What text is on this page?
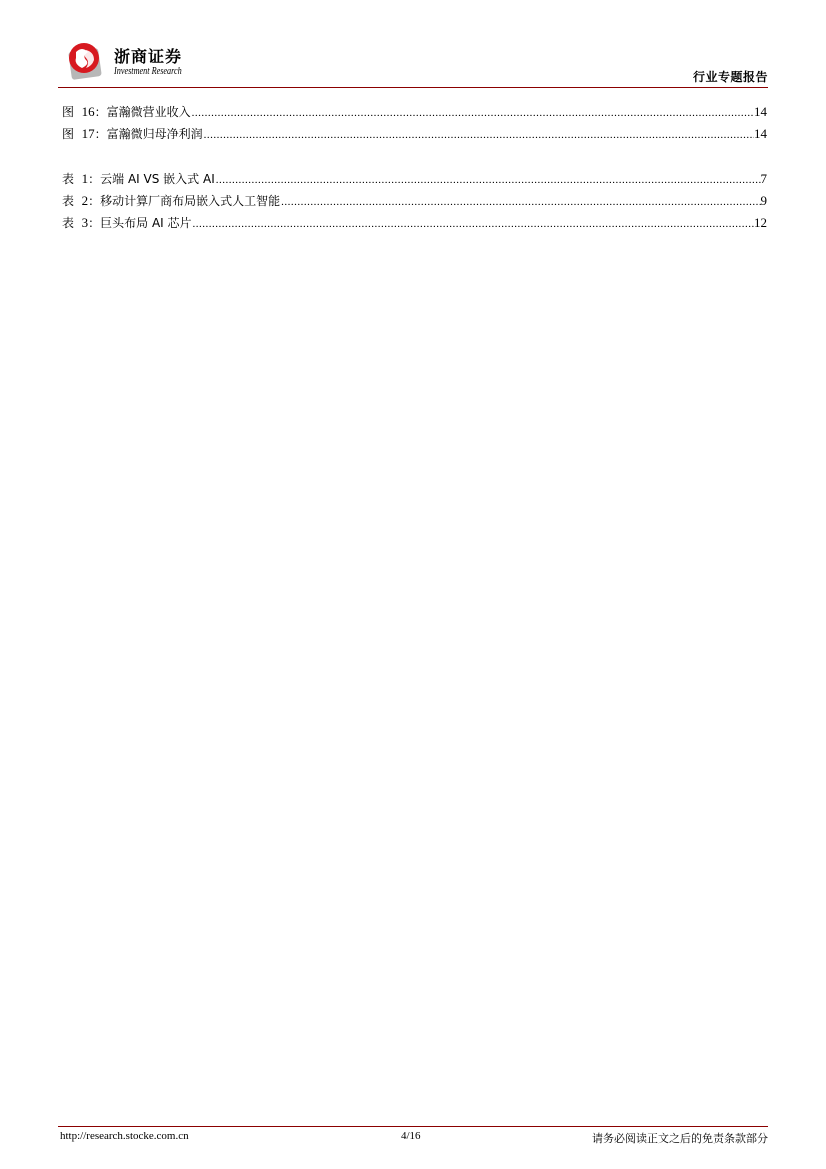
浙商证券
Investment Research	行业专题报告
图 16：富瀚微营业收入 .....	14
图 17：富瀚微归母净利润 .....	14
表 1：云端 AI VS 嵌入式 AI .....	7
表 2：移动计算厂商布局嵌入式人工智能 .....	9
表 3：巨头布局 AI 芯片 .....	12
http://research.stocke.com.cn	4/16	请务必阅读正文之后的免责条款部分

◆ ◆ ◆ ◆ ◆ ◆ ◆

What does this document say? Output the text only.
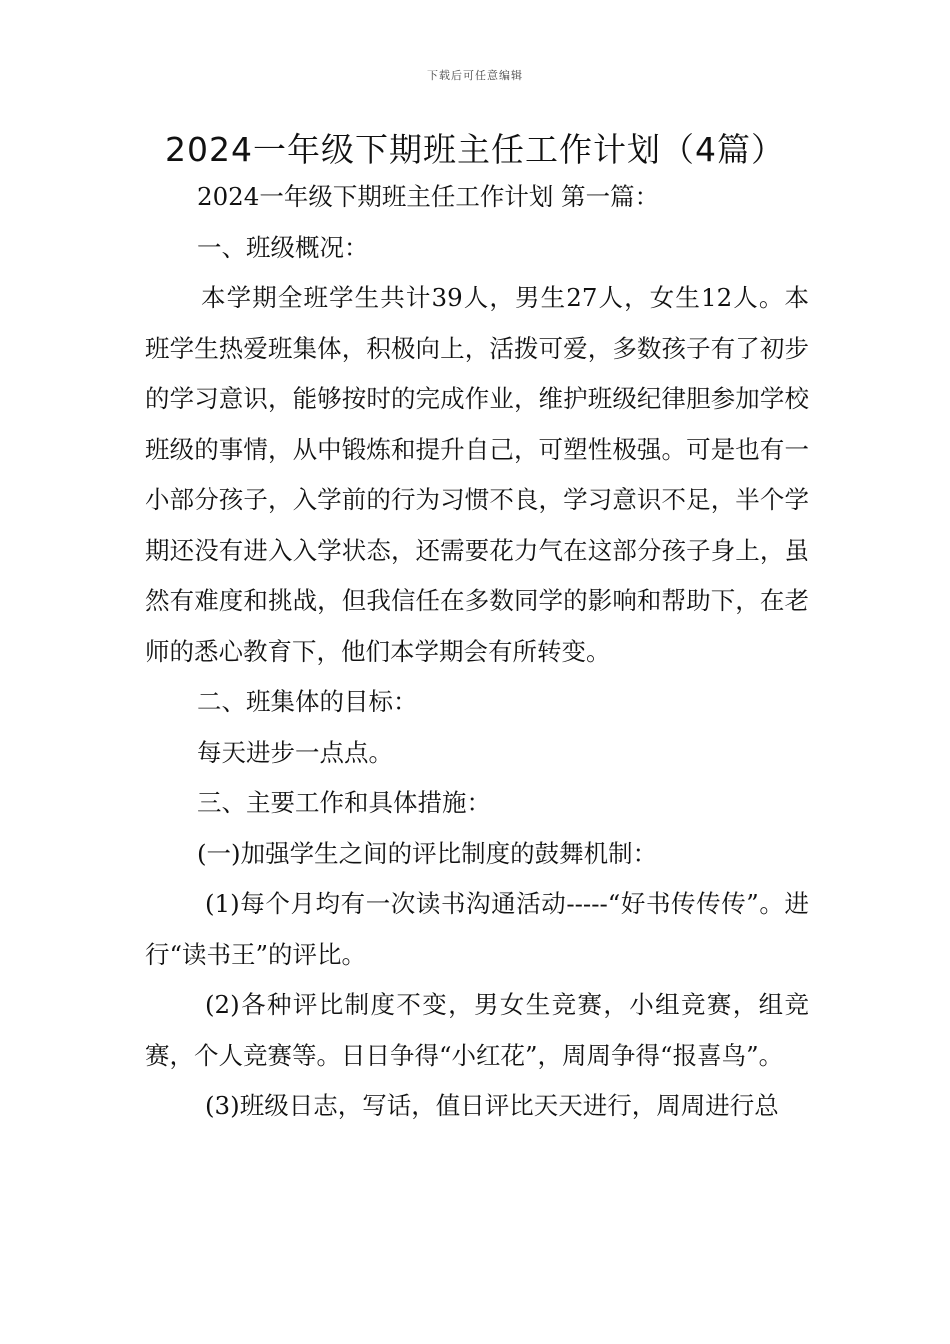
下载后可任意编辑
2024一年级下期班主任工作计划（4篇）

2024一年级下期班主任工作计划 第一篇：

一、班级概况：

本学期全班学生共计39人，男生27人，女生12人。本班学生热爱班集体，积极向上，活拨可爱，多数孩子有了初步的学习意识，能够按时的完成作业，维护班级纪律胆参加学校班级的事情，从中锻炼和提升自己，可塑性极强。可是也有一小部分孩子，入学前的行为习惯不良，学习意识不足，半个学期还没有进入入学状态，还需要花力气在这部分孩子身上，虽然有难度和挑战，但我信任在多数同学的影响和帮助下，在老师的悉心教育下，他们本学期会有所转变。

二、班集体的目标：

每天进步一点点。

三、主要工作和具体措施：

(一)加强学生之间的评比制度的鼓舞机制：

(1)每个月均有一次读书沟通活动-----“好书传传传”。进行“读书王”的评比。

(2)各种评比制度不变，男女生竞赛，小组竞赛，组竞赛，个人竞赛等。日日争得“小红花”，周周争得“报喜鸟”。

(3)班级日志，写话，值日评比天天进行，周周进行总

◆ ◆ ◆ ◆ ◆ ◆ ◆

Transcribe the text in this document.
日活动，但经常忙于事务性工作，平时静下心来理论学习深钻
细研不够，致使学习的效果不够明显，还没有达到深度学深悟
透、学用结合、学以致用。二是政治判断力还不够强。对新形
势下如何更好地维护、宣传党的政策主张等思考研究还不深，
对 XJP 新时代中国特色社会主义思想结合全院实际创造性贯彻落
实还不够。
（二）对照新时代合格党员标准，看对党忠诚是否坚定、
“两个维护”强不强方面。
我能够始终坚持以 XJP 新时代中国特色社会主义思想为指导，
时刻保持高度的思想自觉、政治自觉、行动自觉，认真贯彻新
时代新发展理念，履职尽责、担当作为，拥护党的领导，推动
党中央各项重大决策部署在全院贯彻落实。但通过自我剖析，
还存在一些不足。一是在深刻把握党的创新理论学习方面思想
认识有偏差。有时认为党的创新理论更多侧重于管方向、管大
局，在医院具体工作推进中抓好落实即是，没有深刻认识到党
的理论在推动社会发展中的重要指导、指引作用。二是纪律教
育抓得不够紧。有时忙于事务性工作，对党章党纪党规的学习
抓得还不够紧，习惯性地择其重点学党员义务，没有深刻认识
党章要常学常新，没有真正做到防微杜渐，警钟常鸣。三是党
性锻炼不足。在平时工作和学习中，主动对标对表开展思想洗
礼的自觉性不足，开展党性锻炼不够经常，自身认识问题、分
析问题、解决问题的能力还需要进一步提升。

◆ ◆ ◆ ◆ ◆ ◆ ◆

Find every line that has "document" in it, then return those lines.

* [Written solution]:
What does this document say? Output the text only.
Transcribe the text in this document.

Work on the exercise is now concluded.